> _DATA TO PROCESS_:
****************

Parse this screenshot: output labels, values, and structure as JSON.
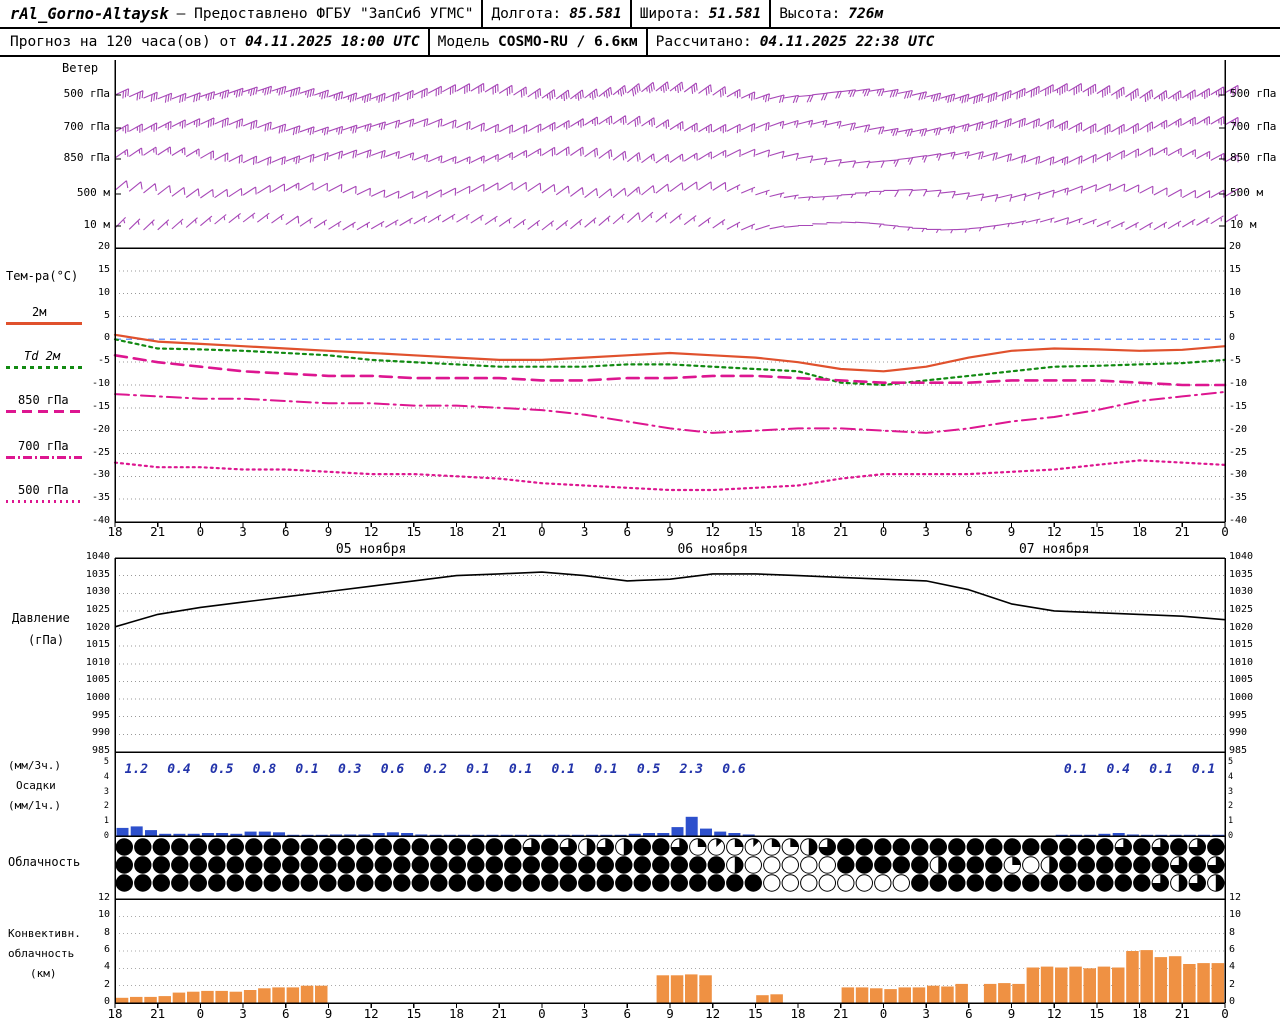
{
  "header": {
    "row1": {
      "station": "rAl_Gorno-Altaysk",
      "provider": "— Предоставлено ФГБУ \"ЗапСиб УГМС\"",
      "lon_label": "Долгота:",
      "lon": "85.581",
      "lat_label": "Широта:",
      "lat": "51.581",
      "alt_label": "Высота:",
      "alt": "726м"
    },
    "row2": {
      "forecast_label": "Прогноз на 120 часа(ов) от",
      "run_time": "04.11.2025 18:00 UTC",
      "model_label": "Модель",
      "model": "COSMO-RU / 6.6км",
      "calc_label": "Рассчитано:",
      "calc_time": "04.11.2025 22:38 UTC"
    }
  },
  "labels": {
    "wind": "Ветер",
    "wind_levels": [
      "500 гПа",
      "700 гПа",
      "850 гПа",
      "500 м",
      "10 м"
    ],
    "temp_title": "Тем-ра(°C)",
    "pressure": [
      "Давление",
      "(гПа)"
    ],
    "precip": [
      "(мм/3ч.)",
      "Осадки",
      "(мм/1ч.)"
    ],
    "cloud": "Облачность",
    "convective": [
      "Конвективн.",
      "облачность",
      "(км)"
    ]
  },
  "time_axis": {
    "hours": [
      "18",
      "21",
      "0",
      "3",
      "6",
      "9",
      "12",
      "15",
      "18",
      "21",
      "0",
      "3",
      "6",
      "9",
      "12",
      "15",
      "18",
      "21",
      "0",
      "3",
      "6",
      "9",
      "12",
      "15",
      "18",
      "21",
      "0"
    ],
    "dates": [
      {
        "label": "05 ноября",
        "hour": 18
      },
      {
        "label": "06 ноября",
        "hour": 42
      },
      {
        "label": "07 ноября",
        "hour": 66
      }
    ]
  },
  "colors": {
    "wind": "#a848b8",
    "grid": "#999999",
    "axis": "#000000"
  },
  "chart_data": [
    {
      "name": "wind",
      "type": "wind-barbs",
      "unit": "kt",
      "keypoint_step_hours": 6,
      "levels": [
        {
          "label": "500 гПа",
          "dir": [
            65,
            70,
            72,
            68,
            60,
            55,
            50,
            55,
            85,
            80,
            70,
            60,
            55,
            60
          ],
          "spd": [
            30,
            35,
            40,
            35,
            30,
            35,
            40,
            30,
            20,
            30,
            40,
            45,
            40,
            35
          ]
        },
        {
          "label": "700 гПа",
          "dir": [
            60,
            65,
            70,
            72,
            65,
            60,
            55,
            60,
            75,
            80,
            72,
            62,
            58,
            60
          ],
          "spd": [
            25,
            30,
            30,
            25,
            20,
            25,
            30,
            25,
            15,
            25,
            30,
            35,
            30,
            25
          ]
        },
        {
          "label": "850 гПа",
          "dir": [
            55,
            60,
            68,
            70,
            65,
            58,
            52,
            60,
            80,
            85,
            75,
            65,
            60,
            62
          ],
          "spd": [
            15,
            20,
            25,
            20,
            15,
            20,
            20,
            15,
            10,
            15,
            20,
            25,
            20,
            18
          ]
        },
        {
          "label": "500 м",
          "dir": [
            50,
            55,
            60,
            65,
            62,
            55,
            50,
            58,
            85,
            90,
            80,
            70,
            62,
            60
          ],
          "spd": [
            10,
            12,
            15,
            12,
            10,
            12,
            15,
            10,
            5,
            10,
            12,
            15,
            12,
            10
          ]
        },
        {
          "label": "10 м",
          "dir": [
            45,
            50,
            55,
            60,
            58,
            52,
            48,
            55,
            90,
            95,
            85,
            72,
            60,
            58
          ],
          "spd": [
            6,
            8,
            10,
            8,
            6,
            8,
            10,
            6,
            3,
            6,
            8,
            10,
            8,
            6
          ]
        }
      ]
    },
    {
      "name": "temperature",
      "type": "line",
      "title": "Тем-ра(°C)",
      "ylim": [
        -40,
        20
      ],
      "ystep": 5,
      "x_step_hours": 3,
      "zero_line_color": "#6f9bff",
      "series": [
        {
          "name": "2м",
          "color": "#e0512d",
          "dash": "",
          "width": 2.2,
          "values": [
            1,
            -0.5,
            -1,
            -1.5,
            -2,
            -2.5,
            -3,
            -3.5,
            -4,
            -4.5,
            -4.5,
            -4,
            -3.5,
            -3,
            -3.5,
            -4,
            -5,
            -6.5,
            -7,
            -6,
            -4,
            -2.5,
            -2,
            -2.2,
            -2.5,
            -2.3,
            -1.5
          ]
        },
        {
          "name": "Td 2м",
          "color": "#128a12",
          "dash": "3 4",
          "width": 2.2,
          "values": [
            0,
            -2,
            -2.2,
            -2.5,
            -3,
            -3.5,
            -4.5,
            -5,
            -5.5,
            -6,
            -6,
            -6,
            -5.5,
            -5.5,
            -6,
            -6.5,
            -7,
            -9.5,
            -10,
            -9,
            -8,
            -7,
            -6,
            -5.8,
            -5.5,
            -5.2,
            -4.5
          ]
        },
        {
          "name": "850 гПа",
          "color": "#dd1690",
          "dash": "12 7",
          "width": 2.6,
          "values": [
            -3.5,
            -5,
            -6,
            -7,
            -7.5,
            -8,
            -8,
            -8.5,
            -8.5,
            -8.5,
            -9,
            -9,
            -8.5,
            -8.5,
            -8,
            -8,
            -8.5,
            -9,
            -9.5,
            -9.5,
            -9.5,
            -9,
            -9,
            -9,
            -9.5,
            -10,
            -10
          ]
        },
        {
          "name": "700 гПа",
          "color": "#dd1690",
          "dash": "14 5 2 5",
          "width": 2.0,
          "values": [
            -12,
            -12.5,
            -13,
            -13,
            -13.5,
            -14,
            -14,
            -14.5,
            -14.5,
            -15,
            -15.5,
            -16.5,
            -18,
            -19.5,
            -20.5,
            -20,
            -19.5,
            -19.5,
            -20,
            -20.5,
            -19.5,
            -18,
            -17,
            -15.5,
            -13.5,
            -12.5,
            -11.5
          ]
        },
        {
          "name": "500 гПа",
          "color": "#dd1690",
          "dash": "2 4",
          "width": 2.2,
          "values": [
            -27,
            -28,
            -28,
            -28.5,
            -28.5,
            -29,
            -29.5,
            -29.5,
            -30,
            -30.5,
            -31.5,
            -32,
            -32.5,
            -33,
            -33,
            -32.5,
            -32,
            -30.5,
            -29.5,
            -29.5,
            -29.5,
            -29,
            -28.5,
            -27.5,
            -26.5,
            -27,
            -27.5
          ]
        }
      ]
    },
    {
      "name": "pressure",
      "type": "line",
      "title": "Давление (гПа)",
      "ylim": [
        985,
        1040
      ],
      "ystep": 5,
      "x_step_hours": 3,
      "color": "#000000",
      "values": [
        1020.5,
        1024,
        1026,
        1027.5,
        1029,
        1030.5,
        1032,
        1033.5,
        1035,
        1035.5,
        1036,
        1035,
        1033.5,
        1034,
        1035.5,
        1035.5,
        1035,
        1034.5,
        1034,
        1033.5,
        1031,
        1027,
        1025,
        1024.5,
        1024,
        1023.5,
        1022.5
      ]
    },
    {
      "name": "precipitation",
      "type": "bar",
      "title": "Осадки",
      "ylim": [
        0,
        5
      ],
      "bar_color": "#2d50cc",
      "text_color": "#2233aa",
      "amounts_3h": [
        "1.2",
        "0.4",
        "0.5",
        "0.8",
        "0.1",
        "0.3",
        "0.6",
        "0.2",
        "0.1",
        "0.1",
        "0.1",
        "0.1",
        "0.5",
        "2.3",
        "0.6",
        "",
        "",
        "",
        "",
        "",
        "",
        "",
        "0.1",
        "0.4",
        "0.1",
        "0.1"
      ],
      "hourly": [
        0.55,
        0.65,
        0.4,
        0.15,
        0.15,
        0.15,
        0.2,
        0.2,
        0.15,
        0.3,
        0.3,
        0.25,
        0.05,
        0.05,
        0.05,
        0.1,
        0.1,
        0.1,
        0.2,
        0.25,
        0.2,
        0.1,
        0.05,
        0.05,
        0.05,
        0.05,
        0.03,
        0.05,
        0.05,
        0.03,
        0.05,
        0.03,
        0.05,
        0.05,
        0.03,
        0.05,
        0.15,
        0.2,
        0.2,
        0.6,
        1.3,
        0.5,
        0.3,
        0.2,
        0.1,
        0,
        0,
        0,
        0,
        0,
        0,
        0,
        0,
        0,
        0,
        0,
        0,
        0,
        0,
        0,
        0,
        0,
        0,
        0,
        0,
        0,
        0.03,
        0.05,
        0.03,
        0.15,
        0.2,
        0.1,
        0.05,
        0.03,
        0.03,
        0.05,
        0.03,
        0.05
      ]
    },
    {
      "name": "cloudiness",
      "type": "symbols",
      "scale": "eighths",
      "rows": [
        [
          8,
          8,
          8,
          8,
          8,
          8,
          8,
          8,
          8,
          8,
          8,
          8,
          8,
          8,
          8,
          8,
          8,
          8,
          8,
          8,
          8,
          8,
          6,
          8,
          6,
          4,
          6,
          4,
          8,
          8,
          6,
          2,
          1,
          2,
          1,
          2,
          2,
          4,
          6,
          8,
          8,
          8,
          8,
          8,
          8,
          8,
          8,
          8,
          8,
          8,
          8,
          8,
          8,
          8,
          6,
          8,
          6,
          8,
          6,
          8
        ],
        [
          8,
          8,
          8,
          8,
          8,
          8,
          8,
          8,
          8,
          8,
          8,
          8,
          8,
          8,
          8,
          8,
          8,
          8,
          8,
          8,
          8,
          8,
          8,
          8,
          8,
          8,
          8,
          8,
          8,
          8,
          8,
          8,
          8,
          4,
          0,
          0,
          0,
          0,
          0,
          8,
          8,
          8,
          8,
          8,
          4,
          8,
          8,
          8,
          2,
          0,
          4,
          8,
          8,
          8,
          8,
          8,
          8,
          6,
          8,
          6
        ],
        [
          8,
          8,
          8,
          8,
          8,
          8,
          8,
          8,
          8,
          8,
          8,
          8,
          8,
          8,
          8,
          8,
          8,
          8,
          8,
          8,
          8,
          8,
          8,
          8,
          8,
          8,
          8,
          8,
          8,
          8,
          8,
          8,
          8,
          8,
          8,
          0,
          0,
          0,
          0,
          0,
          0,
          0,
          0,
          8,
          8,
          8,
          8,
          8,
          8,
          8,
          8,
          8,
          8,
          8,
          8,
          8,
          6,
          4,
          6,
          4
        ]
      ]
    },
    {
      "name": "convective",
      "type": "bar",
      "title": "Конвективн. облачность (км)",
      "ylim": [
        0,
        12
      ],
      "ystep": 2,
      "bar_color": "#ef9143",
      "hourly": [
        0.6,
        0.7,
        0.7,
        0.8,
        1.2,
        1.3,
        1.4,
        1.4,
        1.3,
        1.5,
        1.7,
        1.8,
        1.8,
        2.0,
        2.0,
        0,
        0,
        0,
        0,
        0,
        0,
        0,
        0,
        0,
        0,
        0,
        0,
        0,
        0,
        0,
        0,
        0,
        0,
        0,
        0,
        0,
        0,
        0,
        3.2,
        3.2,
        3.3,
        3.2,
        0,
        0,
        0,
        0.9,
        1.0,
        0,
        0,
        0,
        0,
        1.8,
        1.8,
        1.7,
        1.6,
        1.8,
        1.8,
        2.0,
        1.9,
        2.2,
        0,
        2.2,
        2.3,
        2.2,
        4.1,
        4.2,
        4.1,
        4.2,
        4.0,
        4.2,
        4.1,
        6.0,
        6.1,
        5.3,
        5.4,
        4.5,
        4.6,
        4.6
      ]
    }
  ]
}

****************

> _EXERCISE_: Locate the word "dash" in the records and collect each line it appears in.

> _SOLUTION TO THIS EXERCISE_:
          "dash": "",
          "dash": "3 4",
          "dash": "12 7",
          "dash": "14 5 2 5",
          "dash": "2 4",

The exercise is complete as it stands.